> _やること_
配線機の第3の実施の形態を説明した下の本文の続きを、最後の文の後から書いてください。

> _本文_
^^^^^^^^
第3の実施の形態の配線機(以下図示はしていないが、説明において第1及び第2の実施の形態の配線機1、2との区別を容易にするために、第3の実施の形態の配線機を符号「3」で表示する)は、第1の実施の形態における配線機1が備えるUV照射器40の配置が、コンベア91に搬送されてくる基板Wの下方かつ平面的に2つのリボン供給機20の間ではなく、鉛直方向においてコンベア91に搬送される基板Wの上方、平面視において接着剤塗布装置10とリボン供給機20との間に配設されている。したがって、配線機3における接着剤塗布装置10とリボン供給機20との間には、UV照射器70を設置可能なスペースが設けられている。以下、配線機3が備えるUV照射器の符号を「40」に代えて「70」とする。これ以外の、接着剤塗布装置10、リボン供給機20及び押さえ機構30、加熱炉50、制御装置95、並びにコンベア91の構成及び配置は、第1の実施の形態における配線機1と同様である。
^^^^^^^^
> _抜粋した項目_
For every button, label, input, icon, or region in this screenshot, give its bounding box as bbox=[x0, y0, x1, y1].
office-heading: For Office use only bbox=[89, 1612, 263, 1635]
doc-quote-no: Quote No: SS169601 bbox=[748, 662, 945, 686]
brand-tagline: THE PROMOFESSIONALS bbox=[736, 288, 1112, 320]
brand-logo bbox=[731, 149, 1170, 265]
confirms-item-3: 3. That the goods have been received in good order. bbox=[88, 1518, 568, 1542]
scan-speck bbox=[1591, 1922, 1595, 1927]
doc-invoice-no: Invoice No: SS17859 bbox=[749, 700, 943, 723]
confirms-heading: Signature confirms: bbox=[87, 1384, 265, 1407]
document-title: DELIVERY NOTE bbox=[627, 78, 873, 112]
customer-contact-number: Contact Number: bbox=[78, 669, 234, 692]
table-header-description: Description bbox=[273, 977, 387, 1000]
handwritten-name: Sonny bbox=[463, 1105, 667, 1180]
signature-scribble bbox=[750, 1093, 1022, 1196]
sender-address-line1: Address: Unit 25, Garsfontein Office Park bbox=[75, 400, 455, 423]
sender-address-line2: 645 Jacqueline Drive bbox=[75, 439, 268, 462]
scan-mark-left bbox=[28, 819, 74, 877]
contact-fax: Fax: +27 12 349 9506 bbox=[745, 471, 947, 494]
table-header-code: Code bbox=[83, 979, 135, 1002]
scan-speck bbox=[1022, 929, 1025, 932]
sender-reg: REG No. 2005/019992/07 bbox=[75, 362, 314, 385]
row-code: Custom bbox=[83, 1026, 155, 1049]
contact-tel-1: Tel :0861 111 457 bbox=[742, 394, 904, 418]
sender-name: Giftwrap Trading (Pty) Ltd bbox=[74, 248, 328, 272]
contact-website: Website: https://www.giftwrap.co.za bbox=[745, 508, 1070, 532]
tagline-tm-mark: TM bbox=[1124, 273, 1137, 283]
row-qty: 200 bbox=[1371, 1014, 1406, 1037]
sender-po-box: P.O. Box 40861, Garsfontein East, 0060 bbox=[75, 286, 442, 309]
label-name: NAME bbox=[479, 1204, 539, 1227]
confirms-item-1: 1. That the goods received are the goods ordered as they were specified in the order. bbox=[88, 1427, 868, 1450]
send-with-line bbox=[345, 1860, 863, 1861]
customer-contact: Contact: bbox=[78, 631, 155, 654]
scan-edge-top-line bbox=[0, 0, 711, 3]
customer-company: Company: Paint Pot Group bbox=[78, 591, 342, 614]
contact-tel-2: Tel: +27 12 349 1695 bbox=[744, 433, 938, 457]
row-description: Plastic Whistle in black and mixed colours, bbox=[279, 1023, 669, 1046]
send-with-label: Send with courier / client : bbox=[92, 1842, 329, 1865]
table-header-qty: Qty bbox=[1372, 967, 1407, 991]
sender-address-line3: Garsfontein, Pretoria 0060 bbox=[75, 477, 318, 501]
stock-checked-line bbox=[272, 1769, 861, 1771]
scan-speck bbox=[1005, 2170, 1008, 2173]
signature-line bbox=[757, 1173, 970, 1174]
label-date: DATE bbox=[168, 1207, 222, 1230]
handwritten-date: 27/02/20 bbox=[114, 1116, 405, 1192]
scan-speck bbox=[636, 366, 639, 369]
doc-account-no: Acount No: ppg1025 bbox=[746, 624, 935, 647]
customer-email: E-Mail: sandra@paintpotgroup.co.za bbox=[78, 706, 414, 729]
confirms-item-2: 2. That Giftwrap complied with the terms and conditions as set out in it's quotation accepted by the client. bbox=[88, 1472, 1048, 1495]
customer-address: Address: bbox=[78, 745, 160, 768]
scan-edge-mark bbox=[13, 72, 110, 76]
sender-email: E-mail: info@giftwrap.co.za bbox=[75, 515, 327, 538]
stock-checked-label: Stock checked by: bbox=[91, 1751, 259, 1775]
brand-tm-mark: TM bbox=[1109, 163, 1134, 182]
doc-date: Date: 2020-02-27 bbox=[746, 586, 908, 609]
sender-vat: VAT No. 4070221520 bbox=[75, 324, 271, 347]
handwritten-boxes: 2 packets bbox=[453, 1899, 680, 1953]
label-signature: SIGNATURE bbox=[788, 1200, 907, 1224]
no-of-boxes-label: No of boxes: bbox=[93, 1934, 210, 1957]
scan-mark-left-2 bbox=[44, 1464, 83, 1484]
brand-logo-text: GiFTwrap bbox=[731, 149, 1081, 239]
^^^^^^^^
> _答え_
図7にUV照射器70の概略構成を示す。UV照射器70は、紫外線を照射する照射部71と、照射部71を平行方向D2に往復移動可能に保持するレール74とを有している。UV照射器70は、基板Wに取り付けられるリボン電線Rの本数と同じ数(本実施の形態では2つ)が設けられている。照射部71は、光ファイバ(不図示)を介して紫外線を発光する光源(不図示)と接続されている。照射部71は例えば集光レンズであり、光源(不図示)で発光された紫外線は、光ファイバ(不図示)を介して照射部71に導入され、照射部71で集光されて照射される。レール74は、平行方向D2に伸びるように、搬送されてきた基板Wの上方に位置するように、それぞれ設置されている。照射部71は、搬送されてきた基板Wの接着剤AD3が塗布されている位置の上方に配設され、下方に向けて(すなわち基板W上の接着剤AD3に向けて)照射するようにレール74に取り付けられている。照射部71は、制御装置95に制御される駆動装置(不図示)により、レール74に沿って往復移動することができるように構成されている。なお、照射部71は、発光ダイオードであってもよい。この場合には、光ファイバ及び発光ダイオードとは別の光源が不要となる。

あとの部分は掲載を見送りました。